**TASK DESCRIPTION:** Here are some records; quote them exactly, leaving out the pictures.

**MATERIAL PROVIDED:**
────────

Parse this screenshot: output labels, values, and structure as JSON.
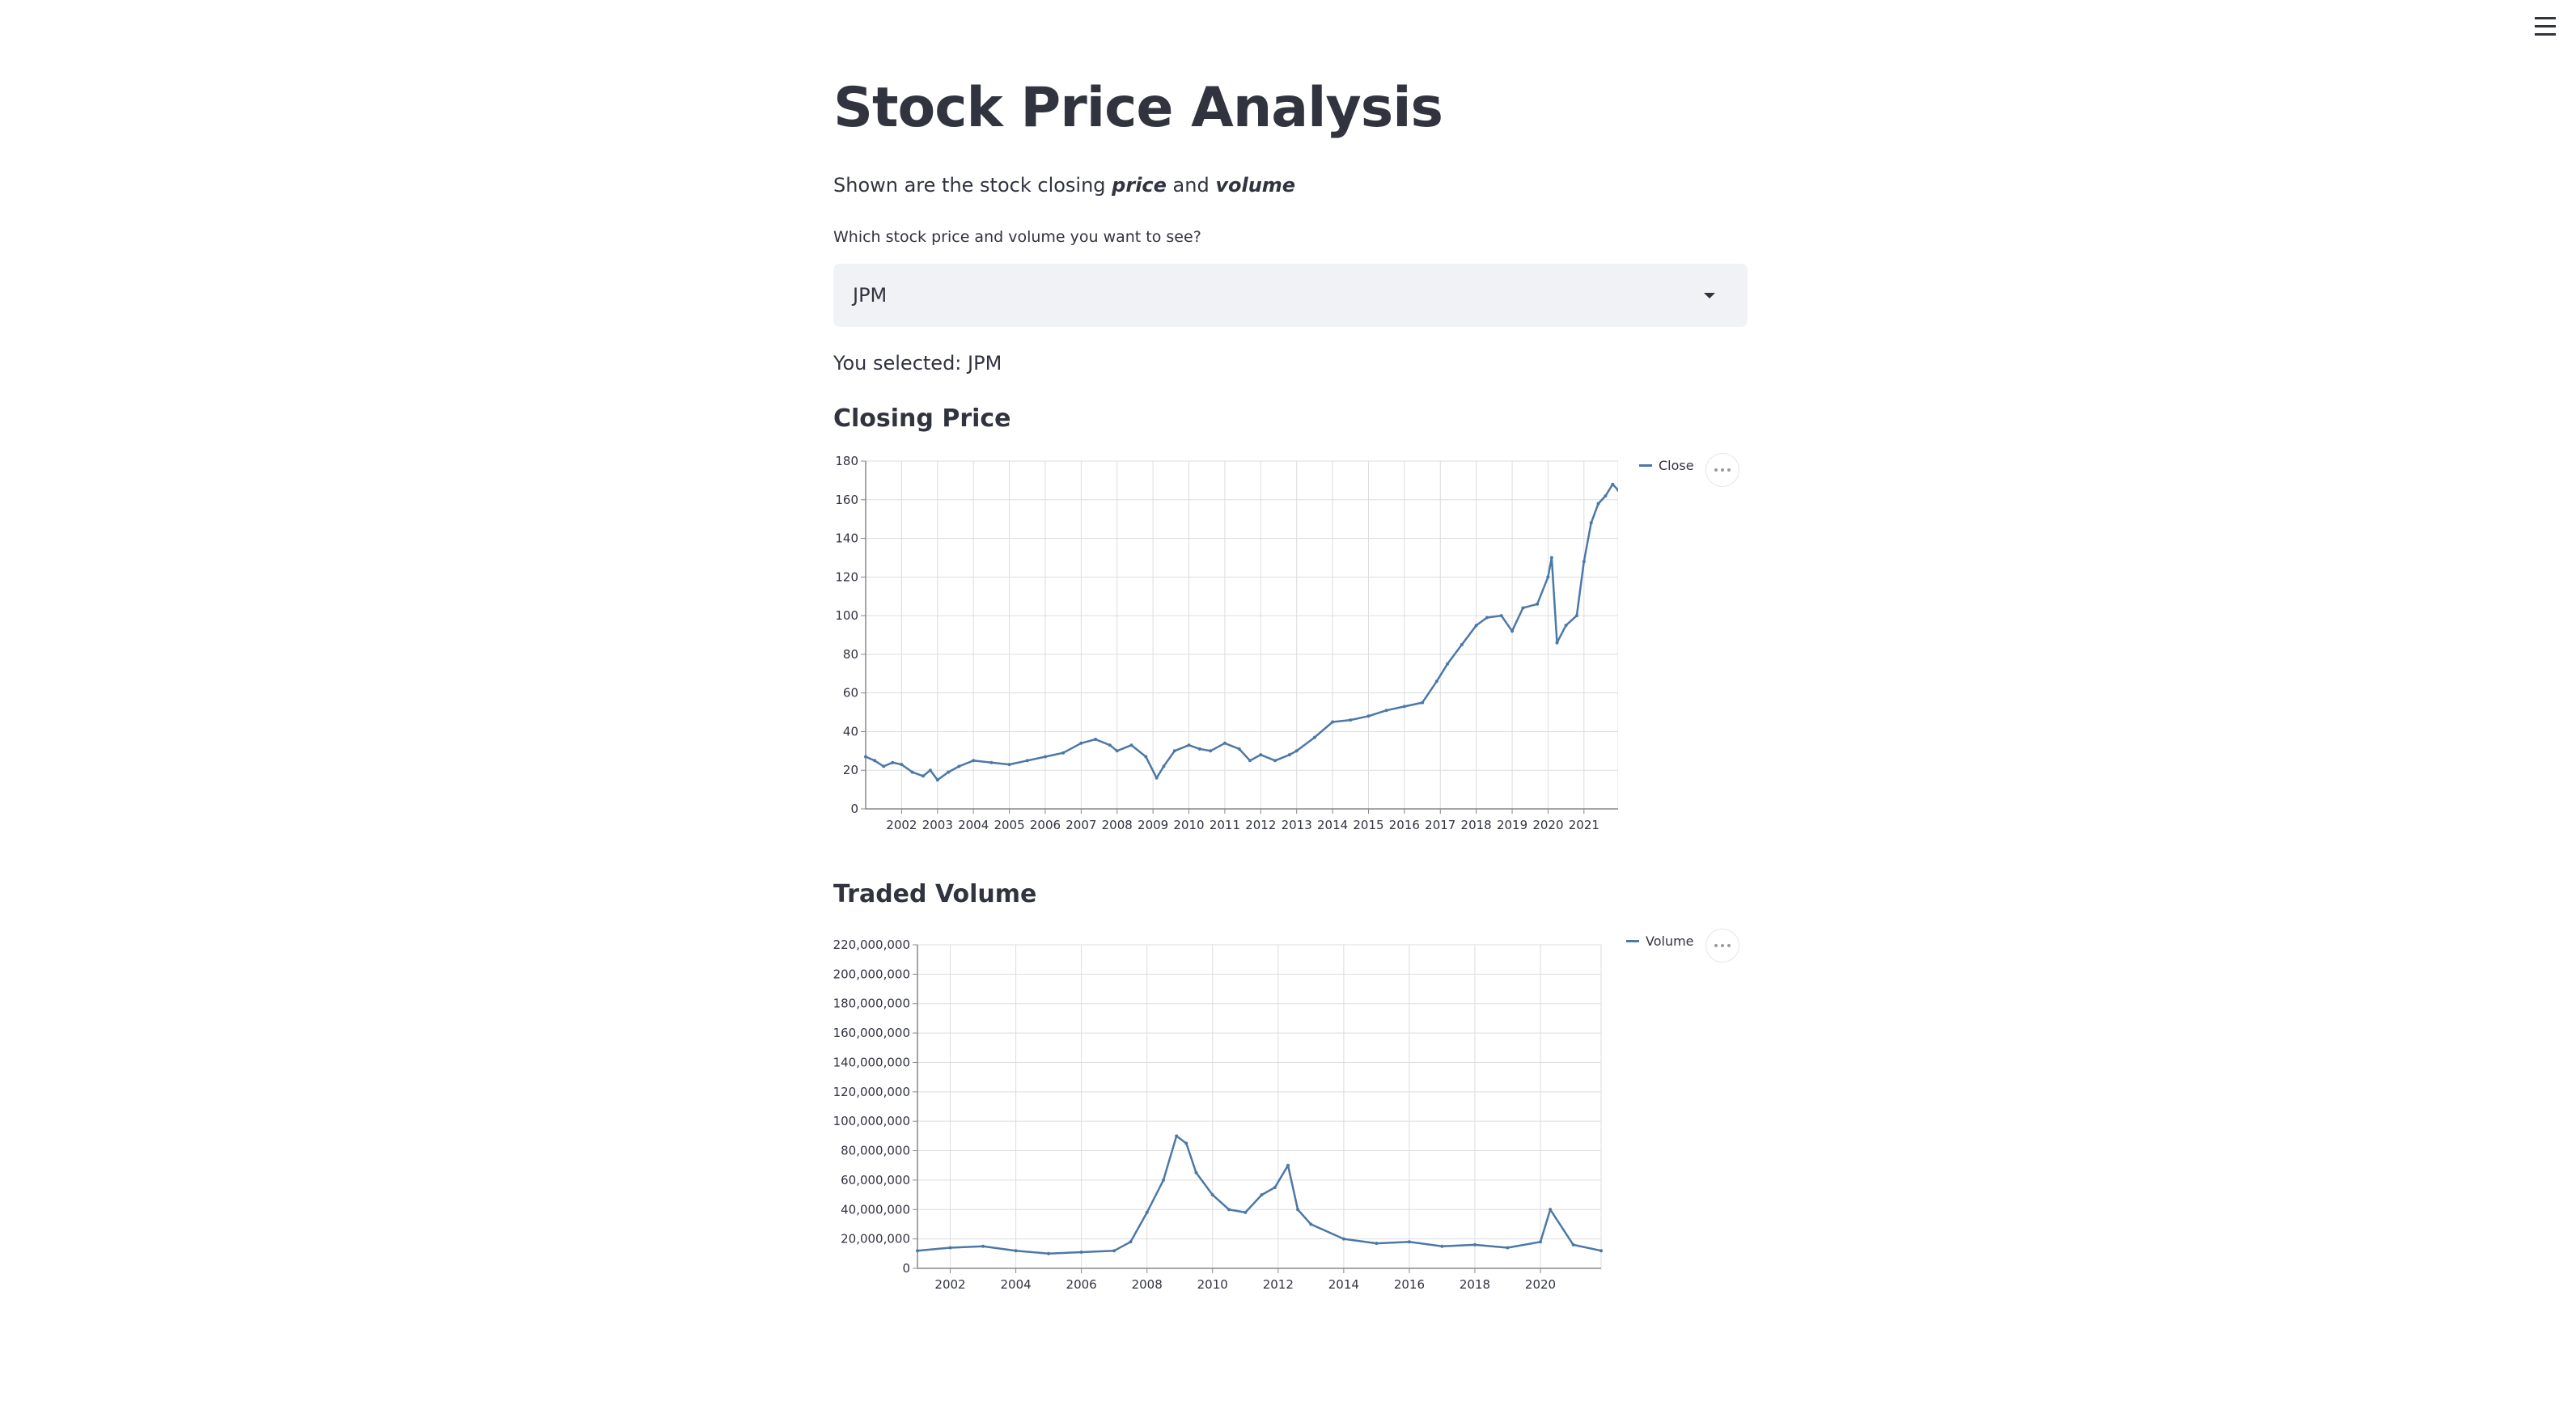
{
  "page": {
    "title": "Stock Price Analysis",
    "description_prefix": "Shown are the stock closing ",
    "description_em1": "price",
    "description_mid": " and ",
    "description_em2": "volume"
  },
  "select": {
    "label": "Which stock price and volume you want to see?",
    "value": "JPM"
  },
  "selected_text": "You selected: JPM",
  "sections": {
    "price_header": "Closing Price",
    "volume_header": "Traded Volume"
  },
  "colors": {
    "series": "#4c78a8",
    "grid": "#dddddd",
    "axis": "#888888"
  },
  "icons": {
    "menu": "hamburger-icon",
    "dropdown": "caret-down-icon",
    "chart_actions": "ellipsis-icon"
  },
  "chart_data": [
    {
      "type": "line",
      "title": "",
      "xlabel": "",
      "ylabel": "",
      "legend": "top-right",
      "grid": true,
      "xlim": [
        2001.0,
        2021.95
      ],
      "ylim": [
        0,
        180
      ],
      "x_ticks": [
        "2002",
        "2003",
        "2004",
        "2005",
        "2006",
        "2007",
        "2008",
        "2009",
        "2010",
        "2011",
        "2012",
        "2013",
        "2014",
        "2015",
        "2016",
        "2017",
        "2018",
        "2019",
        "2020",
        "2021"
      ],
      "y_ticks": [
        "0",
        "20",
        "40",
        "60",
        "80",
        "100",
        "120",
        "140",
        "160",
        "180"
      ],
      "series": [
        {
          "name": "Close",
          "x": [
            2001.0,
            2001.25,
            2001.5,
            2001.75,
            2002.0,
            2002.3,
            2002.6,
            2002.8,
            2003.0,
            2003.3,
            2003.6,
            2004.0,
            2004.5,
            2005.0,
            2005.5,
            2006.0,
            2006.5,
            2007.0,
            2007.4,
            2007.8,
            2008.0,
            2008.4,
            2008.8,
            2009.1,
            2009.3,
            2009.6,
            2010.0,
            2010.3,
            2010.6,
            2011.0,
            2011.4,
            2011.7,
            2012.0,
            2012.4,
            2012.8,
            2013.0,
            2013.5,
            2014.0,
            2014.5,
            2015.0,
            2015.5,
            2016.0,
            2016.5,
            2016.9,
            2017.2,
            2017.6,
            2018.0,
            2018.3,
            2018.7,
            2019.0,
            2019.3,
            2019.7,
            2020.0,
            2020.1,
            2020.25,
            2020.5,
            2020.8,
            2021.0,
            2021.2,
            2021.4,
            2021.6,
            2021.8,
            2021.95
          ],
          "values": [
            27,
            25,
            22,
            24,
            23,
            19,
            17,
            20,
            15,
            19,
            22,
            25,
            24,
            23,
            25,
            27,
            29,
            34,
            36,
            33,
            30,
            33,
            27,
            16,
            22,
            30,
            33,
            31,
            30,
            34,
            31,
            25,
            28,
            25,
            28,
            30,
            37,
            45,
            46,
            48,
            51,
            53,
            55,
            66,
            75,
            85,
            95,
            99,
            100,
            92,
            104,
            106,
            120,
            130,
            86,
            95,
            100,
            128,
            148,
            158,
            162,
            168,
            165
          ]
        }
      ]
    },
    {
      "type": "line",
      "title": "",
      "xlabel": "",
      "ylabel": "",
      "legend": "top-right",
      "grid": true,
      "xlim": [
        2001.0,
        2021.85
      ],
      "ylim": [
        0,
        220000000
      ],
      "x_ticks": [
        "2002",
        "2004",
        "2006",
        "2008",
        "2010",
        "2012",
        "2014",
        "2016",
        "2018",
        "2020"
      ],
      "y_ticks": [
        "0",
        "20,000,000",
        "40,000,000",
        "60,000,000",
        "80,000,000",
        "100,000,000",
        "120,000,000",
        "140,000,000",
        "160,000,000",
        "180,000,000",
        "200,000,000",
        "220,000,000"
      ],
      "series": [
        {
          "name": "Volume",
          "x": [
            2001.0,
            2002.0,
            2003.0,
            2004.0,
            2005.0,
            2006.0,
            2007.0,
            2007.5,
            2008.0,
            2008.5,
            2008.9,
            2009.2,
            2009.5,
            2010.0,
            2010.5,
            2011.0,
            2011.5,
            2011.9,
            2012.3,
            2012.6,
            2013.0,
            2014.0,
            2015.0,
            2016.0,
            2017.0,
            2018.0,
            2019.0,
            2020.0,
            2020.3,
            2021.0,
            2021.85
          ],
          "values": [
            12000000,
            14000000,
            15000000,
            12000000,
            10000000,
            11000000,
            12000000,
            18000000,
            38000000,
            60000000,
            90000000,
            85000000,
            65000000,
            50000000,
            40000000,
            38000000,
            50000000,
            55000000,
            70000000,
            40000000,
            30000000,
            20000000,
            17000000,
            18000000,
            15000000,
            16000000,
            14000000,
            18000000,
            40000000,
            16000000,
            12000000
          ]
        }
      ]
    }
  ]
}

────────

**THE RESULT:**
Parse this screenshot: output labels, values, and structure as JSON.
{
  "page": {
    "title": "Stock Price Analysis",
    "description_prefix": "Shown are the stock closing ",
    "description_em1": "price",
    "description_mid": " and ",
    "description_em2": "volume"
  },
  "select": {
    "label": "Which stock price and volume you want to see?",
    "value": "JPM"
  },
  "selected_text": "You selected: JPM",
  "sections": {
    "price_header": "Closing Price",
    "volume_header": "Traded Volume"
  },
  "colors": {
    "series": "#4c78a8",
    "grid": "#dddddd",
    "axis": "#888888"
  },
  "icons": {
    "menu": "hamburger-icon",
    "dropdown": "caret-down-icon",
    "chart_actions": "ellipsis-icon"
  },
  "chart_data": [
    {
      "type": "line",
      "title": "",
      "xlabel": "",
      "ylabel": "",
      "legend": "top-right",
      "grid": true,
      "xlim": [
        2001.0,
        2021.95
      ],
      "ylim": [
        0,
        180
      ],
      "x_ticks": [
        "2002",
        "2003",
        "2004",
        "2005",
        "2006",
        "2007",
        "2008",
        "2009",
        "2010",
        "2011",
        "2012",
        "2013",
        "2014",
        "2015",
        "2016",
        "2017",
        "2018",
        "2019",
        "2020",
        "2021"
      ],
      "y_ticks": [
        "0",
        "20",
        "40",
        "60",
        "80",
        "100",
        "120",
        "140",
        "160",
        "180"
      ],
      "series": [
        {
          "name": "Close",
          "x": [
            2001.0,
            2001.25,
            2001.5,
            2001.75,
            2002.0,
            2002.3,
            2002.6,
            2002.8,
            2003.0,
            2003.3,
            2003.6,
            2004.0,
            2004.5,
            2005.0,
            2005.5,
            2006.0,
            2006.5,
            2007.0,
            2007.4,
            2007.8,
            2008.0,
            2008.4,
            2008.8,
            2009.1,
            2009.3,
            2009.6,
            2010.0,
            2010.3,
            2010.6,
            2011.0,
            2011.4,
            2011.7,
            2012.0,
            2012.4,
            2012.8,
            2013.0,
            2013.5,
            2014.0,
            2014.5,
            2015.0,
            2015.5,
            2016.0,
            2016.5,
            2016.9,
            2017.2,
            2017.6,
            2018.0,
            2018.3,
            2018.7,
            2019.0,
            2019.3,
            2019.7,
            2020.0,
            2020.1,
            2020.25,
            2020.5,
            2020.8,
            2021.0,
            2021.2,
            2021.4,
            2021.6,
            2021.8,
            2021.95
          ],
          "values": [
            27,
            25,
            22,
            24,
            23,
            19,
            17,
            20,
            15,
            19,
            22,
            25,
            24,
            23,
            25,
            27,
            29,
            34,
            36,
            33,
            30,
            33,
            27,
            16,
            22,
            30,
            33,
            31,
            30,
            34,
            31,
            25,
            28,
            25,
            28,
            30,
            37,
            45,
            46,
            48,
            51,
            53,
            55,
            66,
            75,
            85,
            95,
            99,
            100,
            92,
            104,
            106,
            120,
            130,
            86,
            95,
            100,
            128,
            148,
            158,
            162,
            168,
            165
          ]
        }
      ]
    },
    {
      "type": "line",
      "title": "",
      "xlabel": "",
      "ylabel": "",
      "legend": "top-right",
      "grid": true,
      "xlim": [
        2001.0,
        2021.85
      ],
      "ylim": [
        0,
        220000000
      ],
      "x_ticks": [
        "2002",
        "2004",
        "2006",
        "2008",
        "2010",
        "2012",
        "2014",
        "2016",
        "2018",
        "2020"
      ],
      "y_ticks": [
        "0",
        "20,000,000",
        "40,000,000",
        "60,000,000",
        "80,000,000",
        "100,000,000",
        "120,000,000",
        "140,000,000",
        "160,000,000",
        "180,000,000",
        "200,000,000",
        "220,000,000"
      ],
      "series": [
        {
          "name": "Volume",
          "x": [
            2001.0,
            2002.0,
            2003.0,
            2004.0,
            2005.0,
            2006.0,
            2007.0,
            2007.5,
            2008.0,
            2008.5,
            2008.9,
            2009.2,
            2009.5,
            2010.0,
            2010.5,
            2011.0,
            2011.5,
            2011.9,
            2012.3,
            2012.6,
            2013.0,
            2014.0,
            2015.0,
            2016.0,
            2017.0,
            2018.0,
            2019.0,
            2020.0,
            2020.3,
            2021.0,
            2021.85
          ],
          "values": [
            12000000,
            14000000,
            15000000,
            12000000,
            10000000,
            11000000,
            12000000,
            18000000,
            38000000,
            60000000,
            90000000,
            85000000,
            65000000,
            50000000,
            40000000,
            38000000,
            50000000,
            55000000,
            70000000,
            40000000,
            30000000,
            20000000,
            17000000,
            18000000,
            15000000,
            16000000,
            14000000,
            18000000,
            40000000,
            16000000,
            12000000
          ]
        }
      ]
    }
  ]
}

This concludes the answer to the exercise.